Stored entries:

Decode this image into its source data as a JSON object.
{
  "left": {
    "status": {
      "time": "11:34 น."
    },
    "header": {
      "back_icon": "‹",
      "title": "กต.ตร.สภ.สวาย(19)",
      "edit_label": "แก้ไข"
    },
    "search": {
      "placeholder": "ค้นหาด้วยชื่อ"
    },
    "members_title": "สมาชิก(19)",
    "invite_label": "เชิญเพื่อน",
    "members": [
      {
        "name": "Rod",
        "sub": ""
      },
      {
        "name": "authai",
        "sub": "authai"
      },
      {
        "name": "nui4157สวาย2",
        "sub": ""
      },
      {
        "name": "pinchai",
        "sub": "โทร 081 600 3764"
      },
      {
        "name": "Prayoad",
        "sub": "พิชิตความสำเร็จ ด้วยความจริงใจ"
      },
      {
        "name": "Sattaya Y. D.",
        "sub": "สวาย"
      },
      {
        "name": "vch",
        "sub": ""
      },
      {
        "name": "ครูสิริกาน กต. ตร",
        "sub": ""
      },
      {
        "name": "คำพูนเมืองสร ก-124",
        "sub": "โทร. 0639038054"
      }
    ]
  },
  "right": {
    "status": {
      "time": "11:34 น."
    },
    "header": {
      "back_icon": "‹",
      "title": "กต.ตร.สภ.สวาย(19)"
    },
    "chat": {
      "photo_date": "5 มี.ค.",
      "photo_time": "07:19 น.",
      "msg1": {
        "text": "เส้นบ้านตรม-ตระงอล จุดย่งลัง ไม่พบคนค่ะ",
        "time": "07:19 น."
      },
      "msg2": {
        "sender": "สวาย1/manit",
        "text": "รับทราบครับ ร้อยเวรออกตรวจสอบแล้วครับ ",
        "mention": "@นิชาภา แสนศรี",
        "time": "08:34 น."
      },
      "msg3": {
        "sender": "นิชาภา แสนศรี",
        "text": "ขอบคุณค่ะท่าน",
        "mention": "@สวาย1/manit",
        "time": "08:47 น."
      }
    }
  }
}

EXERCISE DETAILS => Return every line containing "name".

RESULT =>
        "name": "Rod",
        "name": "authai",
        "name": "nui4157สวาย2",
        "name": "pinchai",
        "name": "Prayoad",
        "name": "Sattaya Y. D.",
        "name": "vch",
        "name": "ครูสิริกาน กต. ตร",
        "name": "คำพูนเมืองสร ก-124",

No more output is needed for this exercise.